• Given records:

----------

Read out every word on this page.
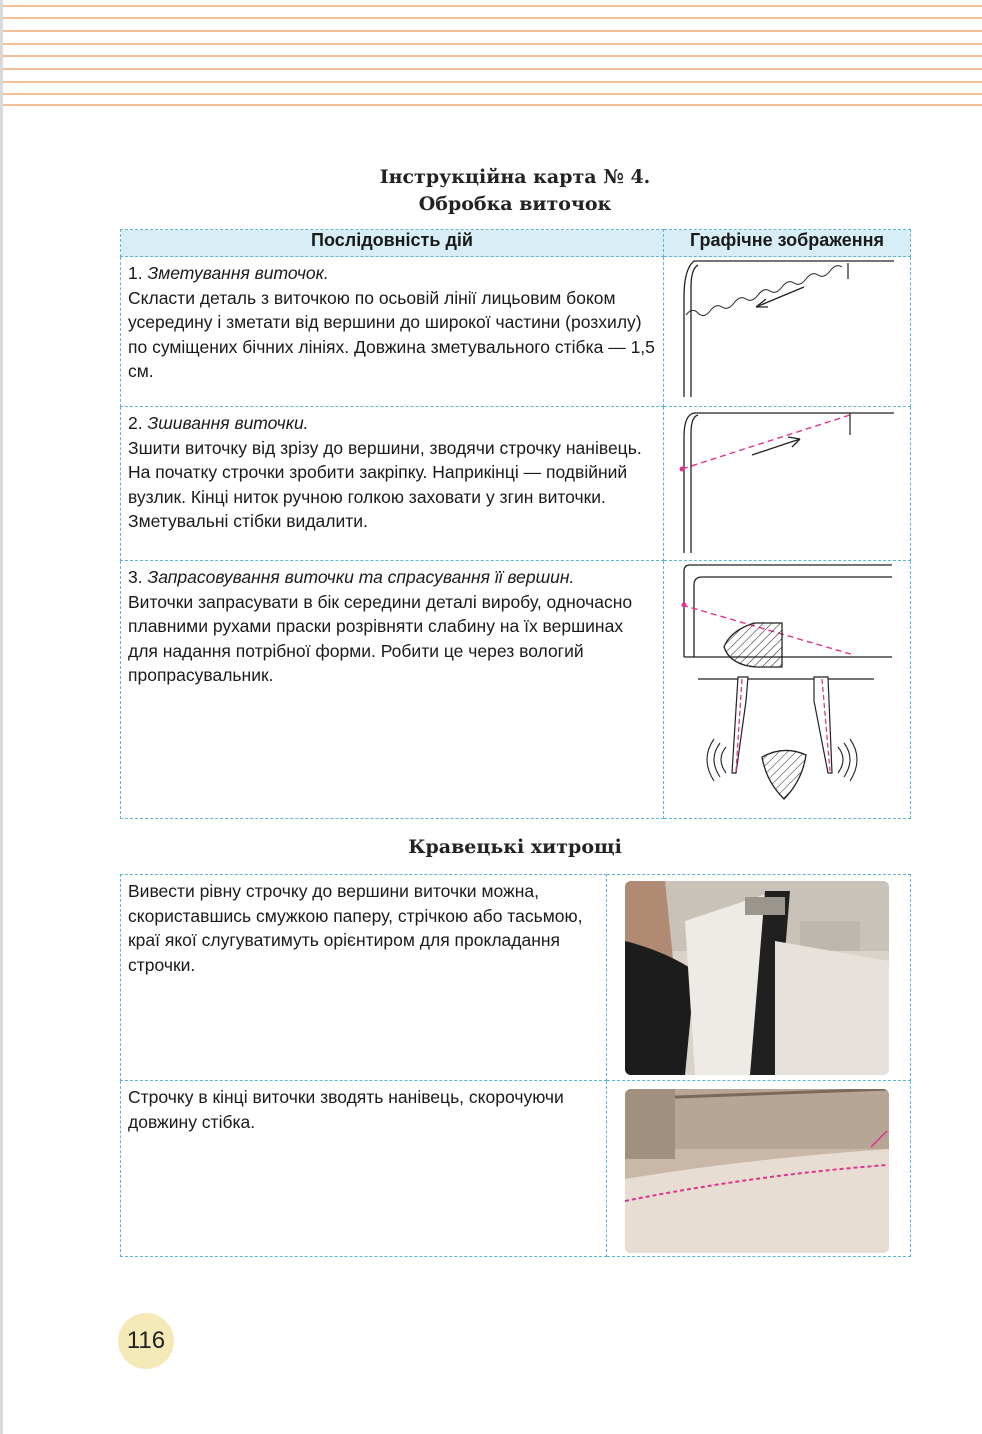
Інструкційна карта № 4.
Обробка виточок
Послідовність дій	Графічне зображення

1. Зметування виточок.

Скласти деталь з виточкою по осьовій лінії лицьовим боком усередину і зметати від вершини до широкої частини (розхилу) по суміщених бічних лініях. Довжина зметувального стібка — 1,5 см.

2. Зшивання виточки.

Зшити виточку від зрізу до вершини, зводячи строчку нанівець. На початку строчки зробити закріпку. Наприкінці — подвійний вузлик. Кінці ниток ручною голкою заховати у згин виточки. Зметувальні стібки видалити.

3. Запрасовування виточки та спрасування її вершин.

Виточки запрасувати в бік середини деталі виробу, одночасно плавними рухами праски розрівняти слабину на їх вершинах для надання потрібної форми. Робити це через вологий пропрасувальник.

Кравецькі хитрощі

Вивести рівну строчку до вершини виточки можна, скориставшись смужкою паперу, стрічкою або тасьмою, краї якої слугуватимуть орієнтиром для прокладання строчки.	

Строчку в кінці виточки зводять нанівець, скорочуючи довжину стібка.	

116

----------

• Short task: Reproduce the whole listing above word for word, but not its pictures.

• Answer in full:
Read out every word on this page.
Інструкційна карта № 4.
Обробка виточок
Послідовність дій	Графічне зображення

1. Зметування виточок.

Скласти деталь з виточкою по осьовій лінії лицьовим боком усередину і зметати від вершини до широкої частини (розхилу) по суміщених бічних лініях. Довжина зметувального стібка — 1,5 см.

2. Зшивання виточки.

Зшити виточку від зрізу до вершини, зводячи строчку нанівець. На початку строчки зробити закріпку. Наприкінці — подвійний вузлик. Кінці ниток ручною голкою заховати у згин виточки. Зметувальні стібки видалити.

3. Запрасовування виточки та спрасування її вершин.

Виточки запрасувати в бік середини деталі виробу, одночасно плавними рухами праски розрівняти слабину на їх вершинах для надання потрібної форми. Робити це через вологий пропрасувальник.

Кравецькі хитрощі

Вивести рівну строчку до вершини виточки можна, скориставшись смужкою паперу, стрічкою або тасьмою, краї якої слугуватимуть орієнтиром для прокладання строчки.	

Строчку в кінці виточки зводять нанівець, скорочуючи довжину стібка.	

116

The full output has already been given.